— begin Data extract —

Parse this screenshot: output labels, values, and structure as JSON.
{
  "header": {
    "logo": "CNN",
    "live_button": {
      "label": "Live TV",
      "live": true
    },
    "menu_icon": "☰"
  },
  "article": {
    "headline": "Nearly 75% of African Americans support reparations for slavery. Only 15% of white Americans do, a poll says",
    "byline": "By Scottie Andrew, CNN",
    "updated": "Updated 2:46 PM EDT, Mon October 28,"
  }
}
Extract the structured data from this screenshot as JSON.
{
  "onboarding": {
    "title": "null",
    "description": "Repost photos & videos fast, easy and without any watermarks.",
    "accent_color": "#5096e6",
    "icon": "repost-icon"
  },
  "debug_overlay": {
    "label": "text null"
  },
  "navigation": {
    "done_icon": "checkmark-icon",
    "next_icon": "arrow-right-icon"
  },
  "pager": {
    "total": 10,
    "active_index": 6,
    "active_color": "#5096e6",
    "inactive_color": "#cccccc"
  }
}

— end Data extract —

◆ Stated exercise
The entries above must be returned in full, exactly as shown.

◆ Expected answer
Parse this screenshot: output labels, values, and structure as JSON.
{
  "header": {
    "logo": "CNN",
    "live_button": {
      "label": "Live TV",
      "live": true
    },
    "menu_icon": "☰"
  },
  "article": {
    "headline": "Nearly 75% of African Americans support reparations for slavery. Only 15% of white Americans do, a poll says",
    "byline": "By Scottie Andrew, CNN",
    "updated": "Updated 2:46 PM EDT, Mon October 28,"
  }
}
Extract the structured data from this screenshot as JSON.
{
  "onboarding": {
    "title": "null",
    "description": "Repost photos & videos fast, easy and without any watermarks.",
    "accent_color": "#5096e6",
    "icon": "repost-icon"
  },
  "debug_overlay": {
    "label": "text null"
  },
  "navigation": {
    "done_icon": "checkmark-icon",
    "next_icon": "arrow-right-icon"
  },
  "pager": {
    "total": 10,
    "active_index": 6,
    "active_color": "#5096e6",
    "inactive_color": "#cccccc"
  }
}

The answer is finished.